Task details:
Scan the data. Collect each line that contains the word "tierra".

■ ■ ■ ■ ■ ■ ■

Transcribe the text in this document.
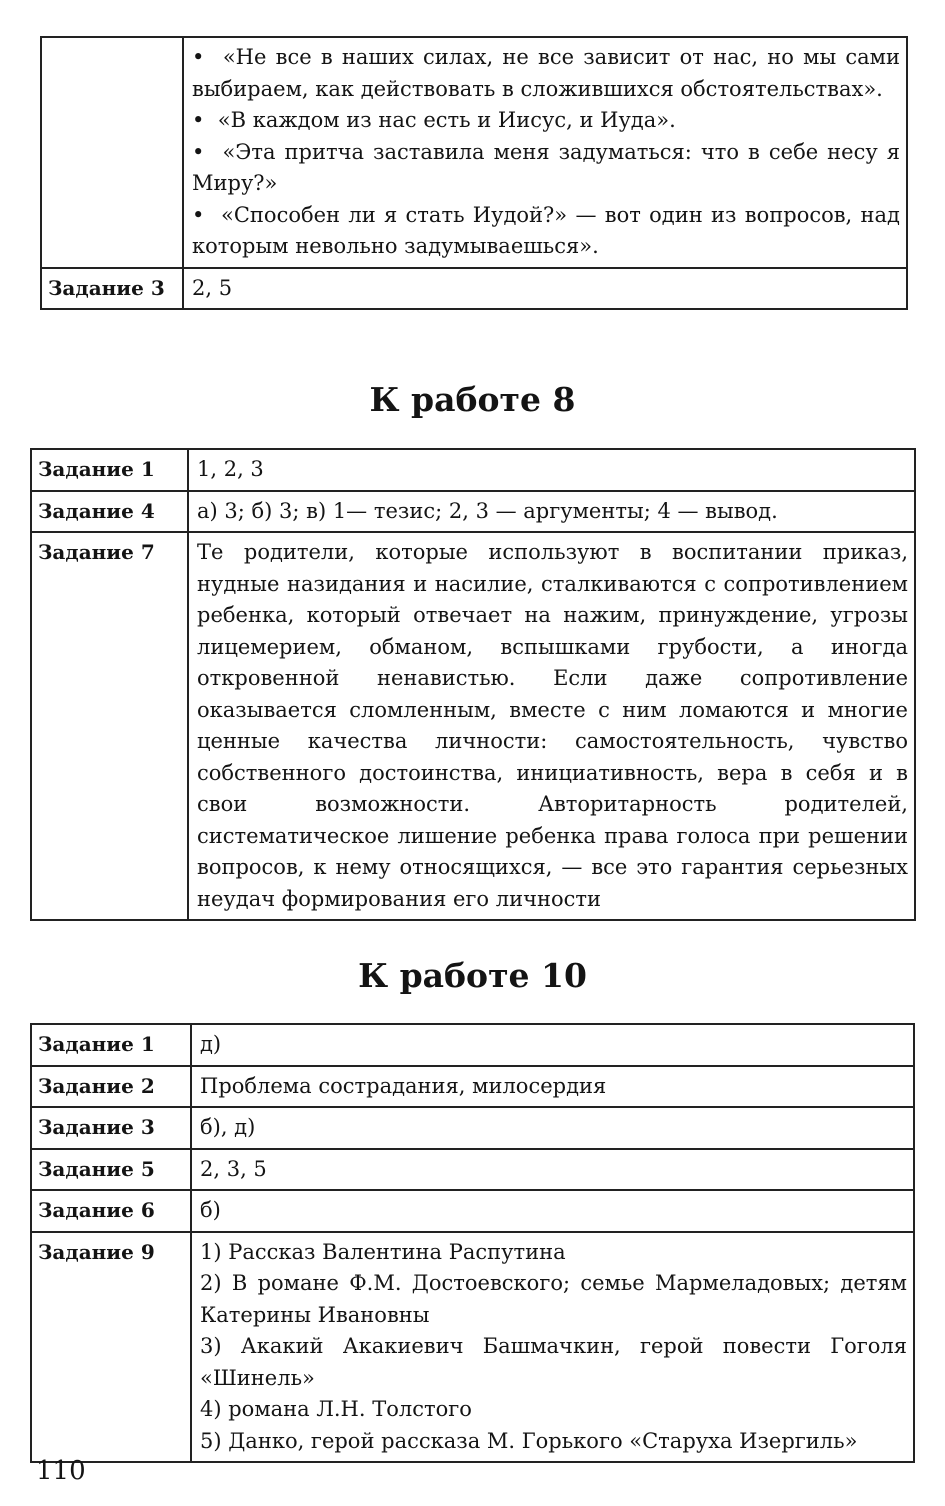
	•  «Не все в наших силах, не все зависит от нас, но мы сами выбираем, как действовать в сложившихся обстоятельствах».

•  «В каждом из нас есть и Иисус, и Иуда».

•  «Эта притча заставила меня задуматься: что в себе несу я Миру?»

•  «Способен ли я стать Иудой?» — вот один из вопросов, над которым невольно задумываешься».

Задание 3	2, 5
К работе 8
Задание 1	1, 2, 3
Задание 4	а) 3; б) 3; в) 1— тезис; 2, 3 — аргументы; 4 — вывод.
Задание 7	Те родители, которые используют в воспитании приказ, нудные назидания и насилие, сталкиваются с сопротивлением ребенка, который отвечает на нажим, принуждение, угрозы лицемерием, обманом, вспышками грубости, а иногда откровенной ненавистью. Если даже сопротивление оказывается сломленным, вместе с ним ломаются и многие ценные качества личности: самостоятельность, чувство собственного достоинства, инициативность, вера в себя и в свои возможности. Авторитарность родителей, систематическое лишение ребенка права голоса при решении вопросов, к нему относящихся, — все это гарантия серьезных неудач формирования его личности
К работе 10
Задание 1	д)
Задание 2	Проблема сострадания, милосердия
Задание 3	б), д)
Задание 5	2, 3, 5
Задание 6	б)
Задание 9	1) Рассказ Валентина Распутина

2) В романе Ф.М. Достоевского; семье Мармеладовых; детям Катерины Ивановны

3) Акакий Акакиевич Башмачкин, герой повести Гоголя «Шинель»

4) романа Л.Н. Толстого

5) Данко, герой рассказа М. Горького «Старуха Изергиль»

110
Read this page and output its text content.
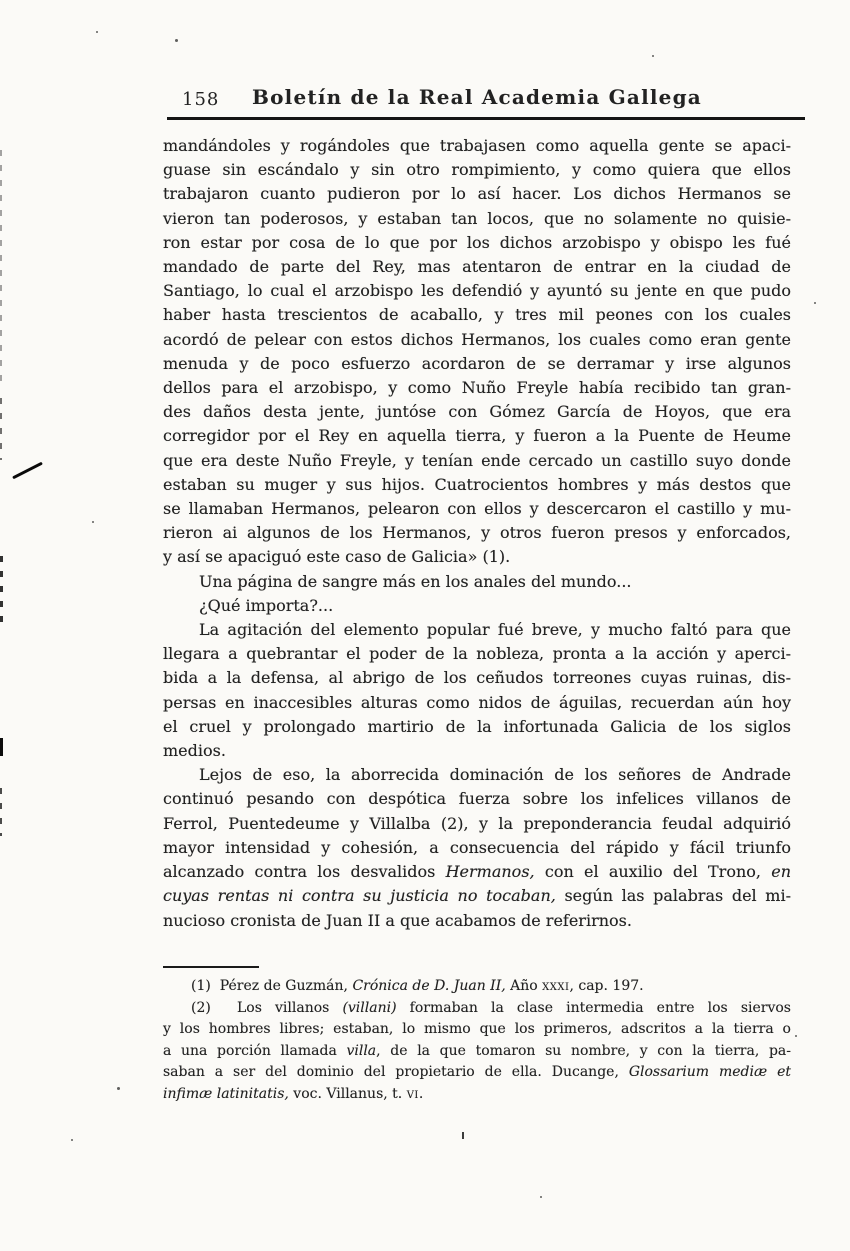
158	Boletín de la Real Academia Gallega
mandándoles y rogándoles que trabajasen como aquella gente se apaci-
guase sin escándalo y sin otro rompimiento, y como quiera que ellos
trabajaron cuanto pudieron por lo así hacer. Los dichos Hermanos se
vieron tan poderosos, y estaban tan locos, que no solamente no quisie-
ron estar por cosa de lo que por los dichos arzobispo y obispo les fué
mandado de parte del Rey, mas atentaron de entrar en la ciudad de
Santiago, lo cual el arzobispo les defendió y ayuntó su jente en que pudo
haber hasta trescientos de acaballo, y tres mil peones con los cuales
acordó de pelear con estos dichos Hermanos, los cuales como eran gente
menuda y de poco esfuerzo acordaron de se derramar y irse algunos
dellos para el arzobispo, y como Nuño Freyle había recibido tan gran-
des daños desta jente, juntóse con Gómez García de Hoyos, que era
corregidor por el Rey en aquella tierra, y fueron a la Puente de Heume
que era deste Nuño Freyle, y tenían ende cercado un castillo suyo donde
estaban su muger y sus hijos. Cuatrocientos hombres y más destos que
se llamaban Hermanos, pelearon con ellos y descercaron el castillo y mu-
rieron ai algunos de los Hermanos, y otros fueron presos y enforcados,
y así se apaciguó este caso de Galicia» (1).
Una página de sangre más en los anales del mundo...
¿Qué importa?...
La agitación del elemento popular fué breve, y mucho faltó para que
llegara a quebrantar el poder de la nobleza, pronta a la acción y aperci-
bida a la defensa, al abrigo de los ceñudos torreones cuyas ruinas, dis-
persas en inaccesibles alturas como nidos de águilas, recuerdan aún hoy
el cruel y prolongado martirio de la infortunada Galicia de los siglos
medios.
Lejos de eso, la aborrecida dominación de los señores de Andrade
continuó pesando con despótica fuerza sobre los infelices villanos de
Ferrol, Puentedeume y Villalba (2), y la preponderancia feudal adquirió
mayor intensidad y cohesión, a consecuencia del rápido y fácil triunfo
alcanzado contra los desvalidos Hermanos, con el auxilio del Trono, en
cuyas rentas ni contra su justicia no tocaban, según las palabras del mi-
nucioso cronista de Juan II a que acabamos de referirnos.
(1)  Pérez de Guzmán, Crónica de D. Juan II, Año xxxi, cap. 197.
(2)  Los villanos (villani) formaban la clase intermedia entre los siervos
y los hombres libres; estaban, lo mismo que los primeros, adscritos a la tierra o
a una porción llamada villa, de la que tomaron su nombre, y con la tierra, pa-
saban a ser del dominio del propietario de ella. Ducange, Glossarium mediæ et
infimæ latinitatis, voc. Villanus, t. vi.
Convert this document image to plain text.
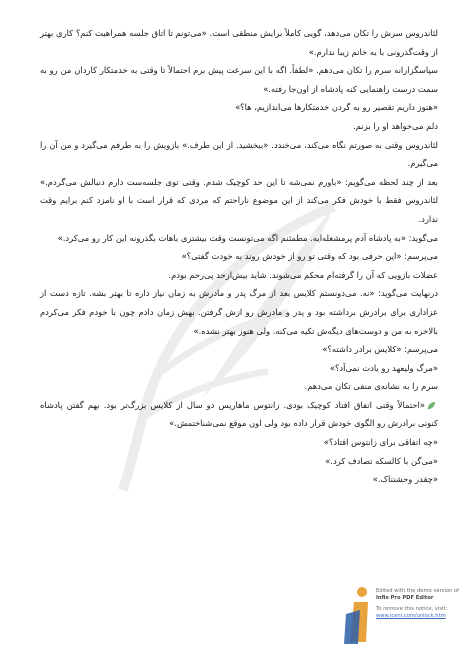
لئاندروس سرش را تکان می‌دهد، گویی کاملاً برایش منطقی است. «می‌تونم تا اتاق جلسه همراهیت کنم؟ کاری بهتر از وقت‌گذرونی با یه خانم زیبا ندارم.»

سپاسگزارانه سرم را تکان می‌دهم. «لطفاً. اگه با این سرعت پیش برم احتمالاً تا وقتی به خدمتکار کاردان من رو به سمت درست راهنمایی کنه پادشاه از اون‌جا رفته.»

«هنوز داریم تقصیر رو به گردن خدمتکارها می‌اندازیم، ها؟»

دلم می‌خواهد او را بزنم.

لئاندروس وقتی به صورتم نگاه می‌کند، می‌خندد. «ببخشید. از این طرف.» بازویش را به طرفم می‌گیرد و من آن را می‌گیرم.

بعد از چند لحظه می‌گویم: «باورم نمی‌شه تا این حد کوچیک شدم. وقتی توی جلسه‌ست دارم دنبالش می‌گردم.» لئاندروس فقط با خودش فکر می‌کند از این موضوع ناراحتم که مردی که قرار است با او نامزد کنم برایم وقت ندارد.

می‌گوید: «به پادشاه آدم پرمشغله‌ایه. مطمئنم اگه می‌تونست وقت بیشتری باهات بگذرونه این کار رو می‌کرد.»

می‌پرسم: «این حرفی بود که وقتی تو رو از خودش روند به خودت گفتی؟»

عضلات بازویی که آن را گرفته‌ام محکم می‌شوند. شاید بیش‌ازحد پی‌رحم بودم.

درنهایت می‌گوید: «نه. می‌دونستم کلایس بعد از مرگ پدر و مادرش به زمان نیاز داره تا بهتر بشه. تازه دست از عزاداری برای برادرش برداشته بود و پدر و مادرش رو ازش گرفتن. بهش زمان دادم چون با خودم فکر می‌کردم بالاخره به من و دوست‌های دیگه‌ش تکیه می‌کنه. ولی هنوز بهتر نشده.»

می‌پرسم: «کلایس برادر داشته؟»

«مرگ ولیعهد رو یادت نمی‌آد؟»

سرم را به نشانه‌ی منفی تکان می‌دهم.

«احتمالاً وقتی اتفاق افتاد کوچیک بودی. زانتوس ماهاریس دو سال از کلایس بزرگ‌تر بود. بهم گفتن پادشاه کنونی برادرش رو الگوی خودش قرار داده بود ولی اون موقع نمی‌شناختمش.»

«چه اتفاقی برای زانتوس افتاد؟»

«می‌گن با کالسکه تصادف کرد.»

«چقدر وحشتناک.»

Edited with the demo version of
Infix Pro PDF Editor
To remove this notice, visit:
www.iceni.com/unlock.htm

■ ■ ■ ■ ■ ■ ■

Expected answer:
corregidor por el Rey en aquella tierra, y fueron a la Puente de Heume
y los hombres libres; estaban, lo mismo que los primeros, adscritos a la tierra o
a una porción llamada villa, de la que tomaron su nombre, y con la tierra, pa-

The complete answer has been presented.